→ **Set problem**
From the entries below, copy every line that holds the word "OBLIQUE".

→ **Stored data**
- - -
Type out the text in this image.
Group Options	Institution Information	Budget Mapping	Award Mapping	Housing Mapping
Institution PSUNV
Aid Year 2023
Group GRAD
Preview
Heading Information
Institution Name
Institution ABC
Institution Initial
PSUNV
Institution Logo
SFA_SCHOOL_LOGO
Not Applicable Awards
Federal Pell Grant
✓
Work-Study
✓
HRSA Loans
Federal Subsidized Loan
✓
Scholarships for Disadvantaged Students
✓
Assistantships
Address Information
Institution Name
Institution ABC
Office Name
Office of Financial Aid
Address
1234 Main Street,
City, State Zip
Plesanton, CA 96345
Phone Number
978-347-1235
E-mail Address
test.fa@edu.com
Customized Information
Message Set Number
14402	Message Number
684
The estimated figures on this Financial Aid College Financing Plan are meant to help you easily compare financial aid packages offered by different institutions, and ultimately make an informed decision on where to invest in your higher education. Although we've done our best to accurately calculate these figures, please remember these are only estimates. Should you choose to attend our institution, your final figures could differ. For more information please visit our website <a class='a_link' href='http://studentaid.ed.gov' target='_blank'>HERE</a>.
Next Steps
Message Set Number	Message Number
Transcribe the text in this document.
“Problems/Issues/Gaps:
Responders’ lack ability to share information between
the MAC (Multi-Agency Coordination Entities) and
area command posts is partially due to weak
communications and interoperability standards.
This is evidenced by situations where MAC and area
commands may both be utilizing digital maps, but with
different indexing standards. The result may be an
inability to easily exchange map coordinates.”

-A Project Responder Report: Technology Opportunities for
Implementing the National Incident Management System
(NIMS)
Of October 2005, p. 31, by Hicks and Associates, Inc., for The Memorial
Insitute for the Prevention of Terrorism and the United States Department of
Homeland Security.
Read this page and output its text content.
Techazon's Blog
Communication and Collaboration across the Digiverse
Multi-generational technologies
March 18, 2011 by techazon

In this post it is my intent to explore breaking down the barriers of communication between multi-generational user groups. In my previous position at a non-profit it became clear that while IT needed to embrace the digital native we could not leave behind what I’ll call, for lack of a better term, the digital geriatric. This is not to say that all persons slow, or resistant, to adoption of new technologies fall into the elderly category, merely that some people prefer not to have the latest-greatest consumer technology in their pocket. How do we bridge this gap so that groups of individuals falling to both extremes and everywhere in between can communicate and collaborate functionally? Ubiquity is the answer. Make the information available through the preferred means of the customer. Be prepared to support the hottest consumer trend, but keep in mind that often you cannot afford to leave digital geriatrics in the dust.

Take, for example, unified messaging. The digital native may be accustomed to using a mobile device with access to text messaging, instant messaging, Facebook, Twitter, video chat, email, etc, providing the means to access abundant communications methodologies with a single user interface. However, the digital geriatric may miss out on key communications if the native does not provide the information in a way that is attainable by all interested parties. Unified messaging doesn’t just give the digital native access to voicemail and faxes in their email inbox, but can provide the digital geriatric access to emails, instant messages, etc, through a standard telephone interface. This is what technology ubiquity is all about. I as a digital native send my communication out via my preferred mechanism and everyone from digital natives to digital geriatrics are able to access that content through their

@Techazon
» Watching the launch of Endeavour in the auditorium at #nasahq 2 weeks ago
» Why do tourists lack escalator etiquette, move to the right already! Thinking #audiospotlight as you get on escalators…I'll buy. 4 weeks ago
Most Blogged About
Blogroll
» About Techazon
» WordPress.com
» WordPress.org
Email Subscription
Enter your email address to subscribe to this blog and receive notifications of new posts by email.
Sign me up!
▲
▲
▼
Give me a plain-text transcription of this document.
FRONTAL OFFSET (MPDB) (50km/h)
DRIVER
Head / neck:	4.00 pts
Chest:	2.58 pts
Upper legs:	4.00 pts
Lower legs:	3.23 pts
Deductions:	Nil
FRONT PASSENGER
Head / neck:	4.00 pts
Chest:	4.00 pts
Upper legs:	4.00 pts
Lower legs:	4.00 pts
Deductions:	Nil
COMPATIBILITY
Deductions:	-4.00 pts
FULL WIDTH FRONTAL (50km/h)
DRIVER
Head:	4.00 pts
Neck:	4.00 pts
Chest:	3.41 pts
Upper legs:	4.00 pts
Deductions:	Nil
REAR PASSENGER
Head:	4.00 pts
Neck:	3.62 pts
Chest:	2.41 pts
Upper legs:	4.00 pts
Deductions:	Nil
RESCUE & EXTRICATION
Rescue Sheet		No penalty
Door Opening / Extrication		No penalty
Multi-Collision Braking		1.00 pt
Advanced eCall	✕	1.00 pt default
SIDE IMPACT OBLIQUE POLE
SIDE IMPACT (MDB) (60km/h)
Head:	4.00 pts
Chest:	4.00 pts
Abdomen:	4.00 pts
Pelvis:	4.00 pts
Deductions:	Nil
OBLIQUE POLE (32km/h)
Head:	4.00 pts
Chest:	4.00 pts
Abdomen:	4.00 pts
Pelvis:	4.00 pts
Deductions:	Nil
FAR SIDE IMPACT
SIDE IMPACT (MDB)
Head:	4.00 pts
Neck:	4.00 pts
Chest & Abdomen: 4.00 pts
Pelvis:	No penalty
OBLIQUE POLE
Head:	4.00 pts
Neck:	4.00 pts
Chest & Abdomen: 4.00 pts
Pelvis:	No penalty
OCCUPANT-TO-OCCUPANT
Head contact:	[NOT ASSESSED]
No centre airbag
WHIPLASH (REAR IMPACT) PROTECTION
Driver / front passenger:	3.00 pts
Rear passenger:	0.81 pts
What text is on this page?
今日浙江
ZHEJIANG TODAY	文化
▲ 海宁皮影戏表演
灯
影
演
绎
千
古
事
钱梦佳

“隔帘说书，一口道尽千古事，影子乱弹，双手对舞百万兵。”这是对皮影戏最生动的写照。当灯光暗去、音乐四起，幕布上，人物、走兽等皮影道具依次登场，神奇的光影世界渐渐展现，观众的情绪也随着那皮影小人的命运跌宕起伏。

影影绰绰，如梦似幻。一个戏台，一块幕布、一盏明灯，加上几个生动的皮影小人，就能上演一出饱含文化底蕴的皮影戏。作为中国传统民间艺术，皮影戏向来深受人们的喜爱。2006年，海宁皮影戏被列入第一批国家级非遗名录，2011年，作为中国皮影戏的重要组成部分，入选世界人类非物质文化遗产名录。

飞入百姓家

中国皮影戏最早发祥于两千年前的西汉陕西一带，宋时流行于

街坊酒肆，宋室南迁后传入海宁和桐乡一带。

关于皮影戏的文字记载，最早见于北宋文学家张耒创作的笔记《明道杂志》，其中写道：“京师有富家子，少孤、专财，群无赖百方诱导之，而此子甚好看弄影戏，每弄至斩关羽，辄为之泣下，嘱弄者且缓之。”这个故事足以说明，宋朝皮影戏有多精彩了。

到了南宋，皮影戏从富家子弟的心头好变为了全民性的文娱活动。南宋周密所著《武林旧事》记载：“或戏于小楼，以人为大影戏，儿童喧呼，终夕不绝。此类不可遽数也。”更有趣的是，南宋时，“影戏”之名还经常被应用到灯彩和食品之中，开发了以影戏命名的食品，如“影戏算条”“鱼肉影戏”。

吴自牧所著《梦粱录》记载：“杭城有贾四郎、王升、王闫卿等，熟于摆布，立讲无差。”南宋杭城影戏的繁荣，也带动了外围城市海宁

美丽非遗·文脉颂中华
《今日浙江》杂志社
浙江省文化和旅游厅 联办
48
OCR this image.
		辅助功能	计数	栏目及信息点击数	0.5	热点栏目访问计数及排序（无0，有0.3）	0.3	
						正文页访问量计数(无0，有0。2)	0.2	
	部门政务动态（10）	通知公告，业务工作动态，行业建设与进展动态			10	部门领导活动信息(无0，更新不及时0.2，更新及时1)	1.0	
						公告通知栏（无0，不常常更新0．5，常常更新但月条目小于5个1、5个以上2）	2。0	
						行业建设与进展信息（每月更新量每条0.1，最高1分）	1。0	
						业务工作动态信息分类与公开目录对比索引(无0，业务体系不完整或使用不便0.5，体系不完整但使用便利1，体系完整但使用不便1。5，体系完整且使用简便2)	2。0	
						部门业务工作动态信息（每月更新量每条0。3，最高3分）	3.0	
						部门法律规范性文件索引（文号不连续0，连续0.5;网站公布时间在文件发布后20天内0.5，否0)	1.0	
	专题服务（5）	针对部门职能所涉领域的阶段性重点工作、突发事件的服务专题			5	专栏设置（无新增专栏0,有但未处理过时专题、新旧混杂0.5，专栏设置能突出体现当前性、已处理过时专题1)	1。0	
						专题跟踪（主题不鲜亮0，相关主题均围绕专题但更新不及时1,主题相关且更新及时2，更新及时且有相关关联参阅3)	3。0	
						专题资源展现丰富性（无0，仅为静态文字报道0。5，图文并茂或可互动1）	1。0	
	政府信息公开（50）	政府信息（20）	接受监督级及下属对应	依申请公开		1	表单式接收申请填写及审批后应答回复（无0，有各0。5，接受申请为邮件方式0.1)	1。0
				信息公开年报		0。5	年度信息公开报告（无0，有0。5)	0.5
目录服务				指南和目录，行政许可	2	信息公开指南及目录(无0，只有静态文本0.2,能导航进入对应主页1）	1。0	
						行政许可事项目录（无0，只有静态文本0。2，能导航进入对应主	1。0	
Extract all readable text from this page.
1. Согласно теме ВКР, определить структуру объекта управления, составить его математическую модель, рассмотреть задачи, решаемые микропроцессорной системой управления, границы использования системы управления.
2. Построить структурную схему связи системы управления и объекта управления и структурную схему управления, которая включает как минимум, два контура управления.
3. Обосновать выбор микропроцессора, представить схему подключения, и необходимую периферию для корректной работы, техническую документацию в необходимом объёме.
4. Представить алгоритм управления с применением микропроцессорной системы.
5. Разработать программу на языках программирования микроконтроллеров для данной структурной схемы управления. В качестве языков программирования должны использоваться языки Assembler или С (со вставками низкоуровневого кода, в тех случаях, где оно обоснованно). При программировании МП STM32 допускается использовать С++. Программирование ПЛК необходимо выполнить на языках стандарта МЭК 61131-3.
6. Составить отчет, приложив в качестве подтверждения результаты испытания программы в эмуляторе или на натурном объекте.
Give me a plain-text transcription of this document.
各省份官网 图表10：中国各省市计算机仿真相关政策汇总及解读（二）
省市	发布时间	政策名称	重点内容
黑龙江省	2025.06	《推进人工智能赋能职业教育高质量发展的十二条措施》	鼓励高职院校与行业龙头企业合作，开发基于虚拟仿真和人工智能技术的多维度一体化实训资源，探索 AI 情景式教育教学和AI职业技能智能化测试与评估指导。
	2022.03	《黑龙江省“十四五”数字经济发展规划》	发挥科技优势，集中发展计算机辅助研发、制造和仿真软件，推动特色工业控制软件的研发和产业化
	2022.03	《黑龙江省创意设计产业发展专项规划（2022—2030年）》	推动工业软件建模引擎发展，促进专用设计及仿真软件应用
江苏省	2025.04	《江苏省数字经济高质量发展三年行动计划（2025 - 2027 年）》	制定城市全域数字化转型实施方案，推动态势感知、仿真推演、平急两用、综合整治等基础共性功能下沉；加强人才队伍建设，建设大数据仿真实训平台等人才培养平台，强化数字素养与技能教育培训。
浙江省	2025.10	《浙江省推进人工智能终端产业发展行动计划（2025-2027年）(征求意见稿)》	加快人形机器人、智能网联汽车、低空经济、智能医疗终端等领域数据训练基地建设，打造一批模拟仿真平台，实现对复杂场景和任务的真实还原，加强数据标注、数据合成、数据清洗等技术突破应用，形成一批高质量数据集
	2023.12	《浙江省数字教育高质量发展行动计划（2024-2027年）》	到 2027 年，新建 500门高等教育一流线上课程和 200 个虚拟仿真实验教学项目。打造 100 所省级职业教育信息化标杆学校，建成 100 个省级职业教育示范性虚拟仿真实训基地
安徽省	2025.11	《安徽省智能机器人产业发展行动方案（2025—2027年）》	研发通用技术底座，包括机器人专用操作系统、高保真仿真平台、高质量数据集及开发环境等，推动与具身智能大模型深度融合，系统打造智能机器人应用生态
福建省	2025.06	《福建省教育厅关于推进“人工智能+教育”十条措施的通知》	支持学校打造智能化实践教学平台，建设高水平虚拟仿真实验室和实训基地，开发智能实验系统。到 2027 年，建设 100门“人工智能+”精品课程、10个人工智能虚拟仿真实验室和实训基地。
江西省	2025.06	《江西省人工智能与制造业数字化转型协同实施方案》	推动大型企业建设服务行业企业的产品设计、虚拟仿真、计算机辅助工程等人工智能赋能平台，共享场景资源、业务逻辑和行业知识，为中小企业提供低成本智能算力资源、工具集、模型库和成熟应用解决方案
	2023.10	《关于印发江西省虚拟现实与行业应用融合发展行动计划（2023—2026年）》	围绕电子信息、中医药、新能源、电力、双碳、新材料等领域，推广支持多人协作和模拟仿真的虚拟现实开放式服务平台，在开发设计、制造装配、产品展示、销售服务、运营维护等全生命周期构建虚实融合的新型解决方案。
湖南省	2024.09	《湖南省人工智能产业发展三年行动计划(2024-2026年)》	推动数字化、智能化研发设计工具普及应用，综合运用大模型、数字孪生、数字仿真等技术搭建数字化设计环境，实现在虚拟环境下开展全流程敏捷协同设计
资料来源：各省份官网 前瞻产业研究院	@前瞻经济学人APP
- - -
→ **Response to this exercise**
SIDE IMPACT OBLIQUE POLE
OBLIQUE POLE (32km/h)
OBLIQUE POLE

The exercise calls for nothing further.